**WORK TO DO**
What follows is a listing to be transcribed exactly.

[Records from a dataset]
Start

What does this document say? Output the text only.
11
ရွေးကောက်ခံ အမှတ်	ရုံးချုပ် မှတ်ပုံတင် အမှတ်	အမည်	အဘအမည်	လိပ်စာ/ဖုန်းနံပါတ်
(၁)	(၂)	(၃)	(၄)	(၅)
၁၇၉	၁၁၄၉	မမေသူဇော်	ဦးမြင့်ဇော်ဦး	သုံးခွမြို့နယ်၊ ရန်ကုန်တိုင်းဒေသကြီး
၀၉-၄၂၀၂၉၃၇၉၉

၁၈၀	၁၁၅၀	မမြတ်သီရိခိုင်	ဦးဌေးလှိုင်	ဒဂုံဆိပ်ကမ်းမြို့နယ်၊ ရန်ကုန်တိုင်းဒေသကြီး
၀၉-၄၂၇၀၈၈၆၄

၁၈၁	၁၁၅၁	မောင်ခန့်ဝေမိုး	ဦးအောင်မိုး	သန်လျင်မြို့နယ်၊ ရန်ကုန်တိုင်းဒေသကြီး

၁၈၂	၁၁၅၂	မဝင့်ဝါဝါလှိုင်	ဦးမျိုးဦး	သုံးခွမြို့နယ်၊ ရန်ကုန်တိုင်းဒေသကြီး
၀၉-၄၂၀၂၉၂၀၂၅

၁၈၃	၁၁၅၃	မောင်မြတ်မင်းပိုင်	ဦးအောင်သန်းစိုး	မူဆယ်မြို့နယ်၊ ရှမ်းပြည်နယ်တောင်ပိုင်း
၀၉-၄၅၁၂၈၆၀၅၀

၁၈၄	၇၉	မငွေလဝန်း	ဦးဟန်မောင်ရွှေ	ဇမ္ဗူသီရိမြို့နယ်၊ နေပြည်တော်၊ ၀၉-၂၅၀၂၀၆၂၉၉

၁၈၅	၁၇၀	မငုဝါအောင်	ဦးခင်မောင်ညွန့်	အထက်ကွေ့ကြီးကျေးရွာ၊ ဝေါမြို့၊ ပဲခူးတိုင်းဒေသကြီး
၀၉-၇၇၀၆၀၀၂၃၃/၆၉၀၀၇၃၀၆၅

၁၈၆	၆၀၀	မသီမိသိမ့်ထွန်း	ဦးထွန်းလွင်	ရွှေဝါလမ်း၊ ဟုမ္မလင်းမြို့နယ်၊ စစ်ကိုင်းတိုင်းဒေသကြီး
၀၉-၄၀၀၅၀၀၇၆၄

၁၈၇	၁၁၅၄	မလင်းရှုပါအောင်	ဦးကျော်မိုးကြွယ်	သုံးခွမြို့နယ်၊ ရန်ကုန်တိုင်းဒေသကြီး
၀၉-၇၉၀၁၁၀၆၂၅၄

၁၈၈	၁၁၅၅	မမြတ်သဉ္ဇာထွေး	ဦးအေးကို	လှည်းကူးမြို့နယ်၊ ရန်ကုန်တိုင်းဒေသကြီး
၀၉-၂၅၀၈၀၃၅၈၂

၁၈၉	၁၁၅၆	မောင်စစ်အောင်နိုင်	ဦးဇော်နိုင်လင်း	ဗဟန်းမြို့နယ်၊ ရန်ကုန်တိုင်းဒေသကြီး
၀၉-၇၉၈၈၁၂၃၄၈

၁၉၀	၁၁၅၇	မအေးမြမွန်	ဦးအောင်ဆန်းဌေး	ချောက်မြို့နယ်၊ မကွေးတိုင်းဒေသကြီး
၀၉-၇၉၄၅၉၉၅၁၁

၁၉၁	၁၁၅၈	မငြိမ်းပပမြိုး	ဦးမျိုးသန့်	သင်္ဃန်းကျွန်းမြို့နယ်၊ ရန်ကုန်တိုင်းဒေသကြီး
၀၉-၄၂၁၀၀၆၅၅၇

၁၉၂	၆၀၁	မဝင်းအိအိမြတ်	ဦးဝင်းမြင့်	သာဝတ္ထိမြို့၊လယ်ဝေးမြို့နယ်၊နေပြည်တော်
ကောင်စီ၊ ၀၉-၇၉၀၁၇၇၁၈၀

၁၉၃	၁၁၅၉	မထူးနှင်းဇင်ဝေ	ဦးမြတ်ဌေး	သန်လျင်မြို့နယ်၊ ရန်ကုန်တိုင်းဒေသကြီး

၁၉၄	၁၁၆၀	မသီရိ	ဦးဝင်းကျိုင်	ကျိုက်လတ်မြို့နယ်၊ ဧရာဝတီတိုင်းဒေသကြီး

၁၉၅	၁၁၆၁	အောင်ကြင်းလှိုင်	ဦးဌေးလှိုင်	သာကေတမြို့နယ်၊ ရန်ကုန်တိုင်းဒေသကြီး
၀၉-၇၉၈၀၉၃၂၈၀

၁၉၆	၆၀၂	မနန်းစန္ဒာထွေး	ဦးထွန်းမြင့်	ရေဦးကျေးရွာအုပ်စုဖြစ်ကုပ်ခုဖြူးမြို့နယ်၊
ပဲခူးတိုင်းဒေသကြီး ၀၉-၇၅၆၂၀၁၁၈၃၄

End

**PROBLEM SOLUTION**
What does this document say? Output the text only.
11
ရွေးကောက်ခံ အမှတ်	ရုံးချုပ် မှတ်ပုံတင် အမှတ်	အမည်	အဘအမည်	လိပ်စာ/ဖုန်းနံပါတ်
(၁)	(၂)	(၃)	(၄)	(၅)
၁၇၉	၁၁၄၉	မမေသူဇော်	ဦးမြင့်ဇော်ဦး	သုံးခွမြို့နယ်၊ ရန်ကုန်တိုင်းဒေသကြီး
၀၉-၄၂၀၂၉၃၇၉၉

၁၈၀	၁၁၅၀	မမြတ်သီရိခိုင်	ဦးဌေးလှိုင်	ဒဂုံဆိပ်ကမ်းမြို့နယ်၊ ရန်ကုန်တိုင်းဒေသကြီး
၀၉-၄၂၇၀၈၈၆၄

၁၈၁	၁၁၅၁	မောင်ခန့်ဝေမိုး	ဦးအောင်မိုး	သန်လျင်မြို့နယ်၊ ရန်ကုန်တိုင်းဒေသကြီး

၁၈၂	၁၁၅၂	မဝင့်ဝါဝါလှိုင်	ဦးမျိုးဦး	သုံးခွမြို့နယ်၊ ရန်ကုန်တိုင်းဒေသကြီး
၀၉-၄၂၀၂၉၂၀၂၅

၁၈၃	၁၁၅၃	မောင်မြတ်မင်းပိုင်	ဦးအောင်သန်းစိုး	မူဆယ်မြို့နယ်၊ ရှမ်းပြည်နယ်တောင်ပိုင်း
၀၉-၄၅၁၂၈၆၀၅၀

၁၈၄	၇၉	မငွေလဝန်း	ဦးဟန်မောင်ရွှေ	ဇမ္ဗူသီရိမြို့နယ်၊ နေပြည်တော်၊ ၀၉-၂၅၀၂၀၆၂၉၉

၁၈၅	၁၇၀	မငုဝါအောင်	ဦးခင်မောင်ညွန့်	အထက်ကွေ့ကြီးကျေးရွာ၊ ဝေါမြို့၊ ပဲခူးတိုင်းဒေသကြီး
၀၉-၇၇၀၆၀၀၂၃၃/၆၉၀၀၇၃၀၆၅

၁၈၆	၆၀၀	မသီမိသိမ့်ထွန်း	ဦးထွန်းလွင်	ရွှေဝါလမ်း၊ ဟုမ္မလင်းမြို့နယ်၊ စစ်ကိုင်းတိုင်းဒေသကြီး
၀၉-၄၀၀၅၀၀၇၆၄

၁၈၇	၁၁၅၄	မလင်းရှုပါအောင်	ဦးကျော်မိုးကြွယ်	သုံးခွမြို့နယ်၊ ရန်ကုန်တိုင်းဒေသကြီး
၀၉-၇၉၀၁၁၀၆၂၅၄

၁၈၈	၁၁၅၅	မမြတ်သဉ္ဇာထွေး	ဦးအေးကို	လှည်းကူးမြို့နယ်၊ ရန်ကုန်တိုင်းဒေသကြီး
၀၉-၂၅၀၈၀၃၅၈၂

၁၈၉	၁၁၅၆	မောင်စစ်အောင်နိုင်	ဦးဇော်နိုင်လင်း	ဗဟန်းမြို့နယ်၊ ရန်ကုန်တိုင်းဒေသကြီး
၀၉-၇၉၈၈၁၂၃၄၈

၁၉၀	၁၁၅၇	မအေးမြမွန်	ဦးအောင်ဆန်းဌေး	ချောက်မြို့နယ်၊ မကွေးတိုင်းဒေသကြီး
၀၉-၇၉၄၅၉၉၅၁၁

၁၉၁	၁၁၅၈	မငြိမ်းပပမြိုး	ဦးမျိုးသန့်	သင်္ဃန်းကျွန်းမြို့နယ်၊ ရန်ကုန်တိုင်းဒေသကြီး
၀၉-၄၂၁၀၀၆၅၅၇

၁၉၂	၆၀၁	မဝင်းအိအိမြတ်	ဦးဝင်းမြင့်	သာဝတ္ထိမြို့၊လယ်ဝေးမြို့နယ်၊နေပြည်တော်
ကောင်စီ၊ ၀၉-၇၉၀၁၇၇၁၈၀

၁၉၃	၁၁၅၉	မထူးနှင်းဇင်ဝေ	ဦးမြတ်ဌေး	သန်လျင်မြို့နယ်၊ ရန်ကုန်တိုင်းဒေသကြီး

၁၉၄	၁၁၆၀	မသီရိ	ဦးဝင်းကျိုင်	ကျိုက်လတ်မြို့နယ်၊ ဧရာဝတီတိုင်းဒေသကြီး

၁၉၅	၁၁၆၁	အောင်ကြင်းလှိုင်	ဦးဌေးလှိုင်	သာကေတမြို့နယ်၊ ရန်ကုန်တိုင်းဒေသကြီး
၀၉-၇၉၈၀၉၃၂၈၀

၁၉၆	၆၀၂	မနန်းစန္ဒာထွေး	ဦးထွန်းမြင့်	ရေဦးကျေးရွာအုပ်စုဖြစ်ကုပ်ခုဖြူးမြို့နယ်၊
ပဲခူးတိုင်းဒေသကြီး ၀၉-၇၅၆၂၀၁၁၈၃၄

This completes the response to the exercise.